start

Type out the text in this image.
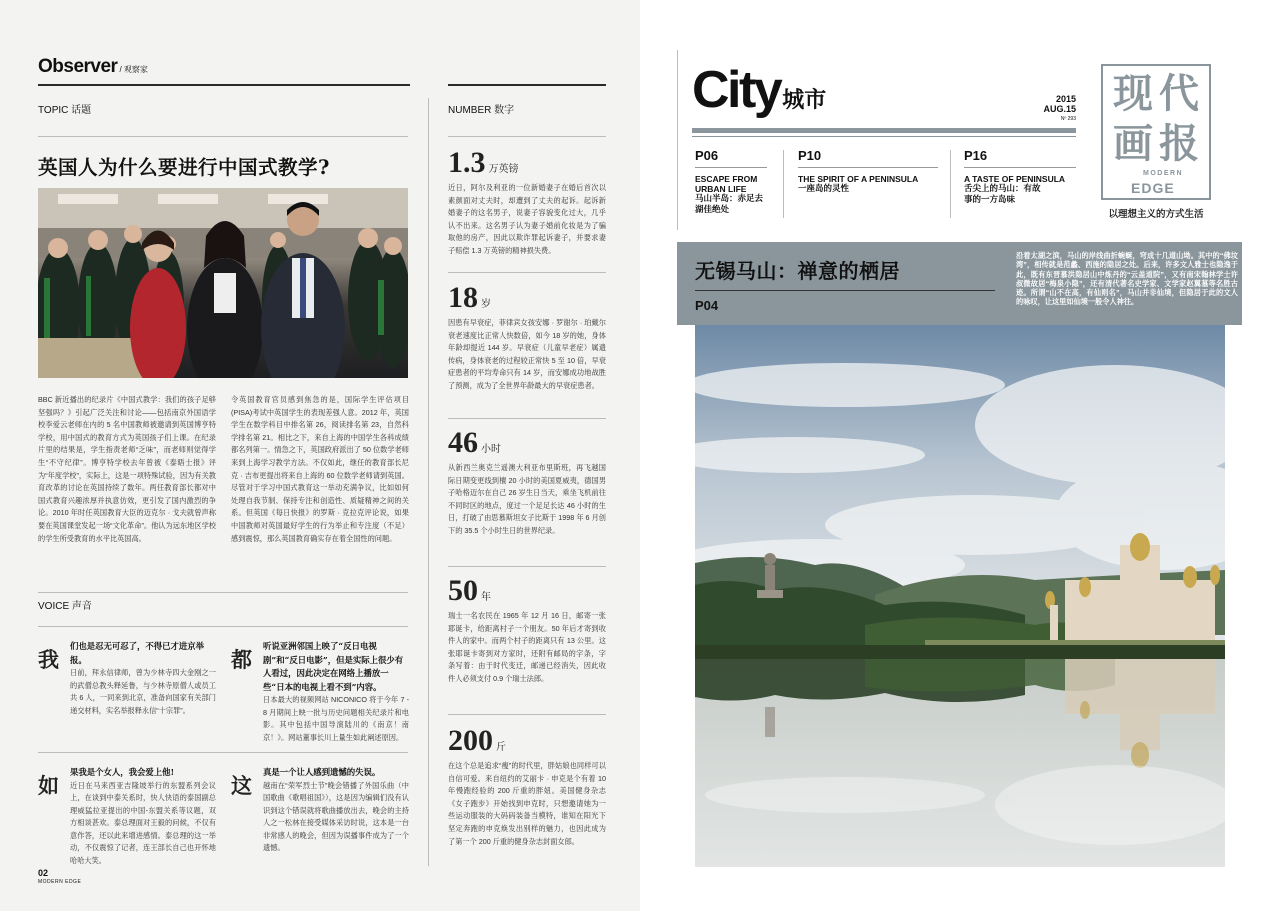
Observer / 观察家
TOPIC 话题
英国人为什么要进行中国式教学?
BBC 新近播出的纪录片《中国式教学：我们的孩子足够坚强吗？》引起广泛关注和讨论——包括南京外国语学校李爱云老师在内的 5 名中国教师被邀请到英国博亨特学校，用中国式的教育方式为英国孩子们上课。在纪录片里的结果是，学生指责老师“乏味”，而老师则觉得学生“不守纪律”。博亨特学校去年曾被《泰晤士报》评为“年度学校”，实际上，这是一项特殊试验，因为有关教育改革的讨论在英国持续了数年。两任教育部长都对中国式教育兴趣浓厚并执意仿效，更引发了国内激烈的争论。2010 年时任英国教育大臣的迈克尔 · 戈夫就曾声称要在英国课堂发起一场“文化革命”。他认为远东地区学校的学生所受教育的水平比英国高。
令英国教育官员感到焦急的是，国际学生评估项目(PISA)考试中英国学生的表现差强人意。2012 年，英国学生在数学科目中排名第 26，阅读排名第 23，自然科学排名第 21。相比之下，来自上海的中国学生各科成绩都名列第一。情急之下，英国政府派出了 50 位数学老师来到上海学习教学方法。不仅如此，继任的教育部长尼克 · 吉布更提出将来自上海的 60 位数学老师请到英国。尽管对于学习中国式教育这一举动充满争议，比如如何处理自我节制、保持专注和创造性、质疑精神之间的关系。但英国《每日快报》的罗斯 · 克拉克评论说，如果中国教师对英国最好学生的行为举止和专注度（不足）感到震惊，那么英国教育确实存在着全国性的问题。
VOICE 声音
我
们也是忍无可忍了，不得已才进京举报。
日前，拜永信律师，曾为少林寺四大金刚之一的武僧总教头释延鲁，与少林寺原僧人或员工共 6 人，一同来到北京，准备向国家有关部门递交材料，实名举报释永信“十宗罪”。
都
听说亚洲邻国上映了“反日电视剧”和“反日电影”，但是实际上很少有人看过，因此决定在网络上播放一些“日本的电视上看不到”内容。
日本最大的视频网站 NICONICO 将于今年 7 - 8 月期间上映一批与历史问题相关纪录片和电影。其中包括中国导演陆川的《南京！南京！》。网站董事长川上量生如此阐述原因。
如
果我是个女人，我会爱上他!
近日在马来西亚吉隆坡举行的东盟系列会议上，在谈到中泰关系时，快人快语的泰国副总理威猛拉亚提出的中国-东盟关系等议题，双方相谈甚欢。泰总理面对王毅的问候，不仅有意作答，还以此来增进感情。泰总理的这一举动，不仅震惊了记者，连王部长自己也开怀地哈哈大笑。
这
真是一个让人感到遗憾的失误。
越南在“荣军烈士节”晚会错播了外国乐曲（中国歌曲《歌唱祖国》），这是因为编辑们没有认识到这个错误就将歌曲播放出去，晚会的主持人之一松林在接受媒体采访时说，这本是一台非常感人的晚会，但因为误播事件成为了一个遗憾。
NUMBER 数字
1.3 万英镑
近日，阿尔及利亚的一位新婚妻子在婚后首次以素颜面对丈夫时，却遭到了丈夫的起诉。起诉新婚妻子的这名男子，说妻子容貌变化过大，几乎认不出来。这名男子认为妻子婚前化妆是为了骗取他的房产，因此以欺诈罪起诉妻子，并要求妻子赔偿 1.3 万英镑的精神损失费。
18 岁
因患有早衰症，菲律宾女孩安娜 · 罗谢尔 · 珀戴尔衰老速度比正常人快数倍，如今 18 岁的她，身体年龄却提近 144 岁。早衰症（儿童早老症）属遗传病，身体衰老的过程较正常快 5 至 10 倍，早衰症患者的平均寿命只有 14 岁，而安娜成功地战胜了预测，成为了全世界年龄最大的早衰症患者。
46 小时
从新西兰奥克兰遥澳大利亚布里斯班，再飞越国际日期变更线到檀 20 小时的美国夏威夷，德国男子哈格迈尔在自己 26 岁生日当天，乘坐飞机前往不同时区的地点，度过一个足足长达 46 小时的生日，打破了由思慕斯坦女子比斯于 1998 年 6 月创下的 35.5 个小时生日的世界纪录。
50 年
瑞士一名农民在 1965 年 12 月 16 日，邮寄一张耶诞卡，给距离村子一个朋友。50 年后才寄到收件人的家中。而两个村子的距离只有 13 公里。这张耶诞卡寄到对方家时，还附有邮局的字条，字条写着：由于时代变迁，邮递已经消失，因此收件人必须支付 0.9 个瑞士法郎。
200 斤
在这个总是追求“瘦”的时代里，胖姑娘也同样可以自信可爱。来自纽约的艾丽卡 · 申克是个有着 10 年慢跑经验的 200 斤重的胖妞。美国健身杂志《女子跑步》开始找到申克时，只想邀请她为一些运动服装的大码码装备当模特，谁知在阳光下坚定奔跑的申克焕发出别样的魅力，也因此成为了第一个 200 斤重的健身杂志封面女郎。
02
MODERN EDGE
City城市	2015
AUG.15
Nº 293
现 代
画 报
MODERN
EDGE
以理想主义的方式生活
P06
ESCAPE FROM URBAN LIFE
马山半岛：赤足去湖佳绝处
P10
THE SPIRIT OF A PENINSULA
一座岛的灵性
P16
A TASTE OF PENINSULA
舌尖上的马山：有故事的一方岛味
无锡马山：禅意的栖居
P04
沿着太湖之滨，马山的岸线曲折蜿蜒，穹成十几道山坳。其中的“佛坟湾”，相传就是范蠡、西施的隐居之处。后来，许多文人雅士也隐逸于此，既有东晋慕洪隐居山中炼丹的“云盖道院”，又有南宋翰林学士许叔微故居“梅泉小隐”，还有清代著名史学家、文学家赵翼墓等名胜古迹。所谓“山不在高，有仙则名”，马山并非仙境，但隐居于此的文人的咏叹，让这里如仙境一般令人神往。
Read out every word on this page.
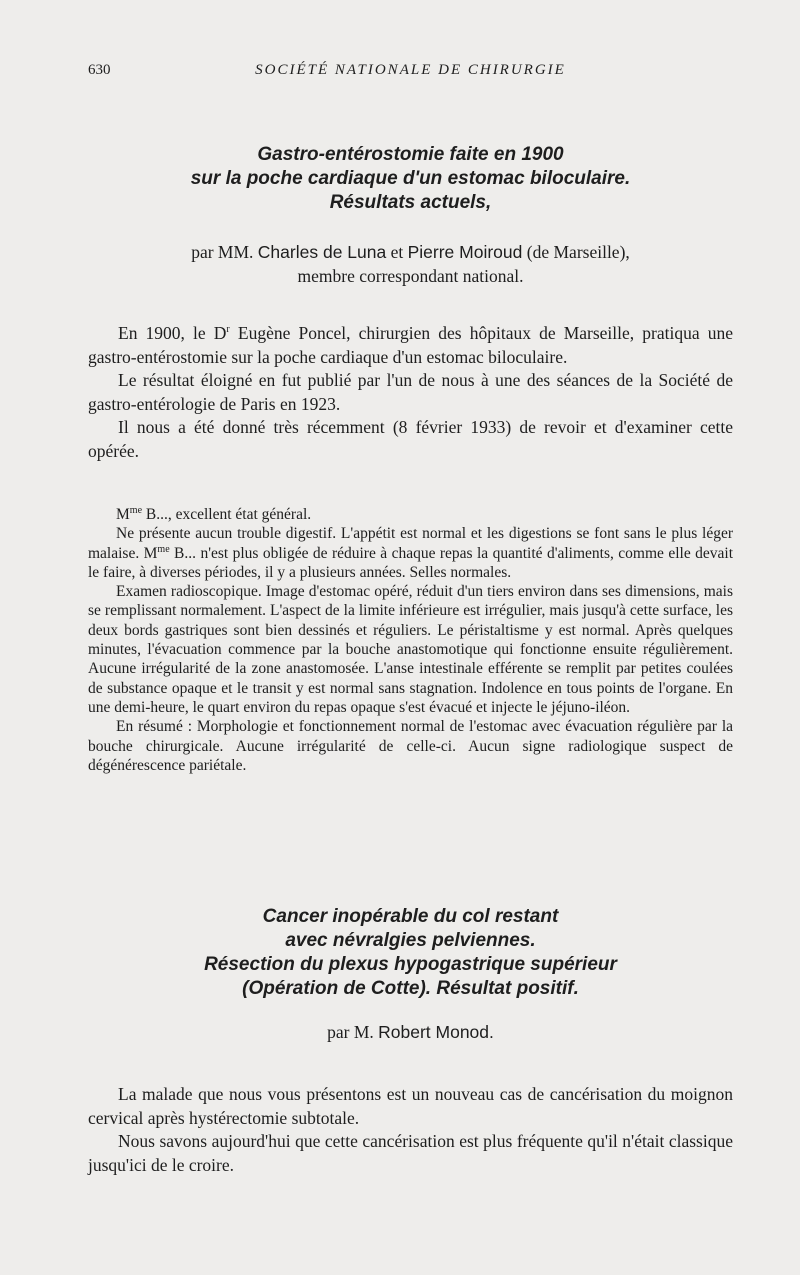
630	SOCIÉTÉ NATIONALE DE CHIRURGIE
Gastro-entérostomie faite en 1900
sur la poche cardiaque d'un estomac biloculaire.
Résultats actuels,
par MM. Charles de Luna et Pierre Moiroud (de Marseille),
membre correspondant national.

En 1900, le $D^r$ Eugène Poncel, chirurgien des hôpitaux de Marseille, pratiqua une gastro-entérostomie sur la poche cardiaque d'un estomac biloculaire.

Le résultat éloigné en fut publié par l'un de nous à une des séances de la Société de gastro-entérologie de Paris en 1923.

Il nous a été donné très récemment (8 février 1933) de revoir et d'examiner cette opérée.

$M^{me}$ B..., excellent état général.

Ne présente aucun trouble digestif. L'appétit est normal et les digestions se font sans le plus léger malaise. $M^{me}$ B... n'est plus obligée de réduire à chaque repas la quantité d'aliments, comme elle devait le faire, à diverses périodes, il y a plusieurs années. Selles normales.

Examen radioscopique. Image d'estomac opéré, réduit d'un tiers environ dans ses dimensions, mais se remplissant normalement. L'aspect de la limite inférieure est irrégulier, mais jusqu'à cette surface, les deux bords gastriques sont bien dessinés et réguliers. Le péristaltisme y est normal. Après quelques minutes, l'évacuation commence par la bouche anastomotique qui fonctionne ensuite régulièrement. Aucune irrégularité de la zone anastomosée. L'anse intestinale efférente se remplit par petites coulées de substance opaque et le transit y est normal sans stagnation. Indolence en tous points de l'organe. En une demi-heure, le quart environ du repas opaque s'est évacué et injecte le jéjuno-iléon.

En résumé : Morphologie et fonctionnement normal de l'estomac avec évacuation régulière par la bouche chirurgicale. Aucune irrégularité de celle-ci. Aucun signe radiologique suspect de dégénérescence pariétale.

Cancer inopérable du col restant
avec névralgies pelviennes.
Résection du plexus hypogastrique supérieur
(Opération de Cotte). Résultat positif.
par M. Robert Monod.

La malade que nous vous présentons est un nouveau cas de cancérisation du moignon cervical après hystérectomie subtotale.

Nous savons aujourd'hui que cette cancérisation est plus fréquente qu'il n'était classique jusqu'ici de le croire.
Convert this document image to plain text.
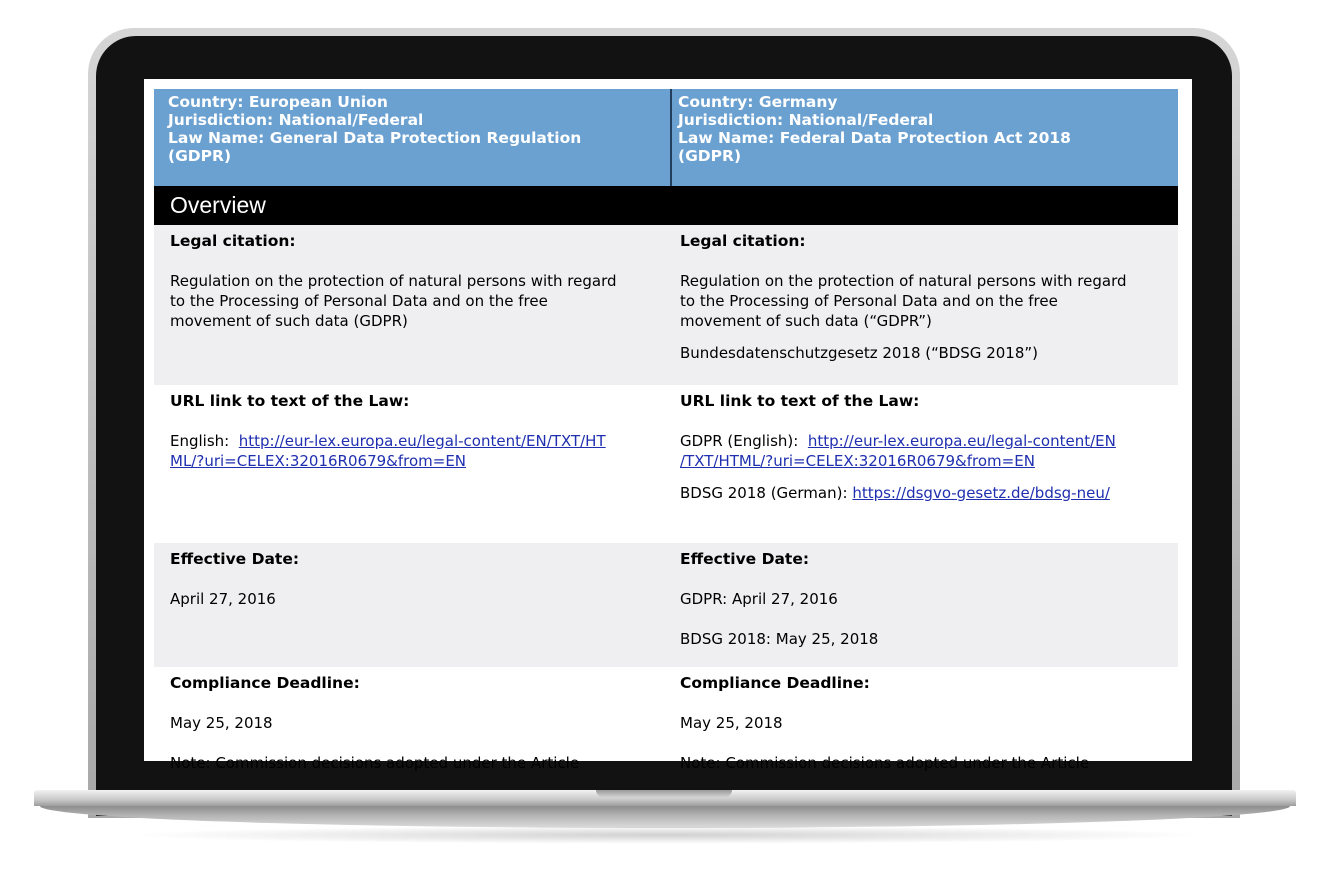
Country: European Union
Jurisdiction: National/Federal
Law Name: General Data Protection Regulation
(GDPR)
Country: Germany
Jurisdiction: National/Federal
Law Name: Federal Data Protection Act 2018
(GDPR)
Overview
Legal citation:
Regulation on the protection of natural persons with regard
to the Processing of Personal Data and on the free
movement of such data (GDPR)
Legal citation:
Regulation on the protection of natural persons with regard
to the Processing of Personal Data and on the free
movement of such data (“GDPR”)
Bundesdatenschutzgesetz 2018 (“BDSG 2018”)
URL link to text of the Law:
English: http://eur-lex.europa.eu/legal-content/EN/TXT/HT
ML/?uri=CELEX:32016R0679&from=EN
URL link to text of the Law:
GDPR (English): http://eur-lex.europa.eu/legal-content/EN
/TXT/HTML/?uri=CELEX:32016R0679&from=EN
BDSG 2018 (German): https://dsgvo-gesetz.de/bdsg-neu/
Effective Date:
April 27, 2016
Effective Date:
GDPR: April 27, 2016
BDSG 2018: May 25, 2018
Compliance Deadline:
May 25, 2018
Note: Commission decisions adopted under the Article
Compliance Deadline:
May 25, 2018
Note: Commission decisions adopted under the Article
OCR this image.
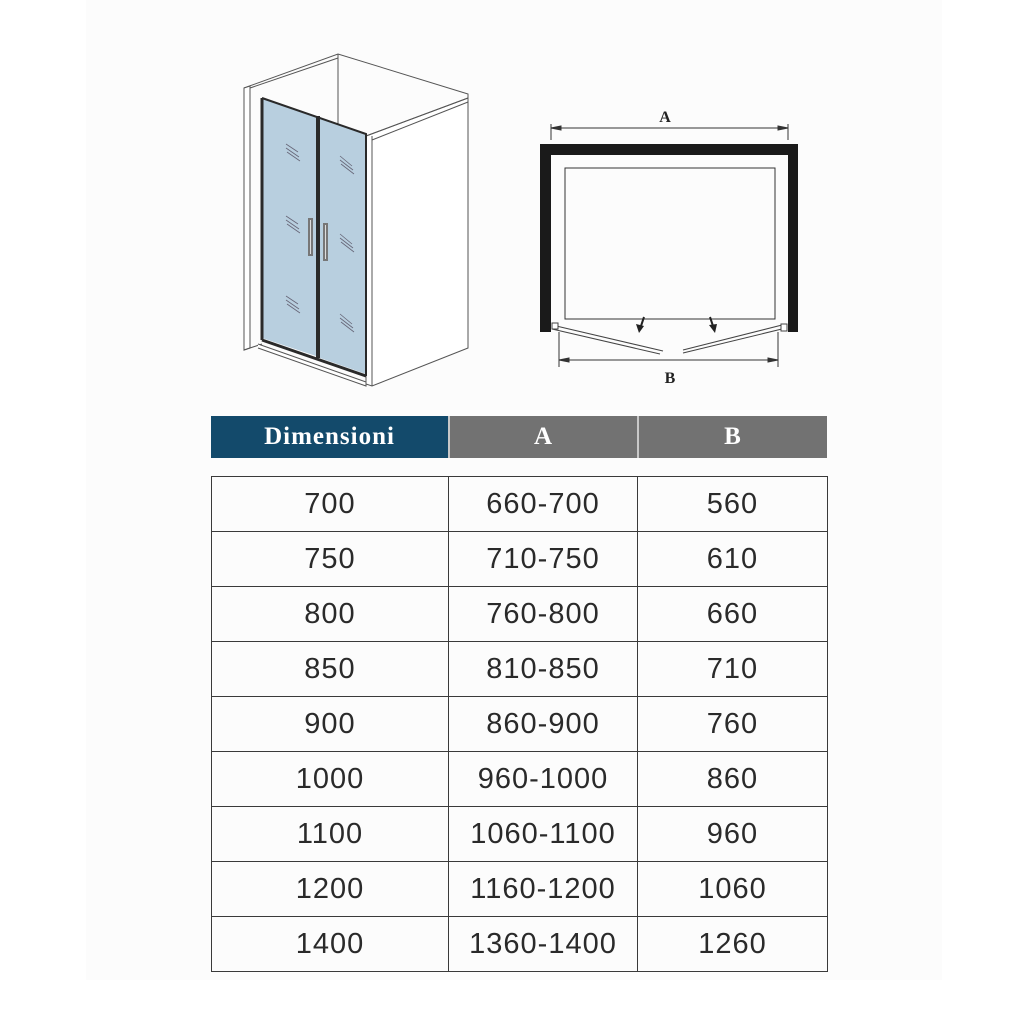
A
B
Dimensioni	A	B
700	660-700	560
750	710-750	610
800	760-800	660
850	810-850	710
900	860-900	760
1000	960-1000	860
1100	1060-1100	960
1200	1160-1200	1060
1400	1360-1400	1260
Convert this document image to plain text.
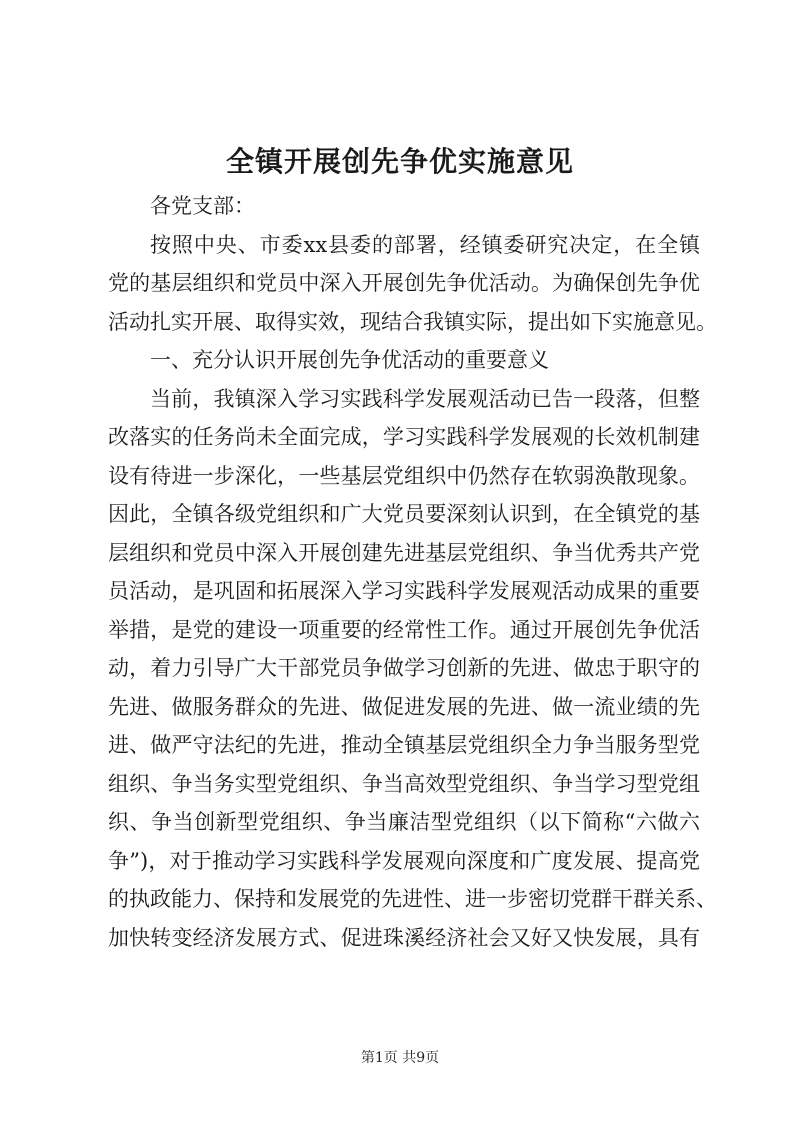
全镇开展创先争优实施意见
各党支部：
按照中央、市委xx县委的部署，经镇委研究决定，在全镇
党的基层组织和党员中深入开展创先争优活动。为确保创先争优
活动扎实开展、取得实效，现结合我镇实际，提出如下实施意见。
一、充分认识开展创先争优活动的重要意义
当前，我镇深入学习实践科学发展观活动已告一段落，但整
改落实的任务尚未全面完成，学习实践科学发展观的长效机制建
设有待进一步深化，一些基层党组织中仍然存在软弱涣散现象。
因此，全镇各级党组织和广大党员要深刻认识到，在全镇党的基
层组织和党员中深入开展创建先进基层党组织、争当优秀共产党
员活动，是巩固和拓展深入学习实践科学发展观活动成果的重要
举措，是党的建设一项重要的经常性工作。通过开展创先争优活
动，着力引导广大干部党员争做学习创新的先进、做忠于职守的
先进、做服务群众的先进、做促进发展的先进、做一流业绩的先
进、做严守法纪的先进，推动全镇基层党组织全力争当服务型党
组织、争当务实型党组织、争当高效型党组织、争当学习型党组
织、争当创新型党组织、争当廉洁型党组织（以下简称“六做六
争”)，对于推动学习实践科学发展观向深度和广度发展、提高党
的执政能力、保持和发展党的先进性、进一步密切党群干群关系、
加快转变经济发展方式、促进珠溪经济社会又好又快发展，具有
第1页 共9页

end

» **TASK TO CARRY OUT**: In the entries above, find the lines containing the word "poche" and say how many there are, with no other words.

» **TASK OUTPUT**: 2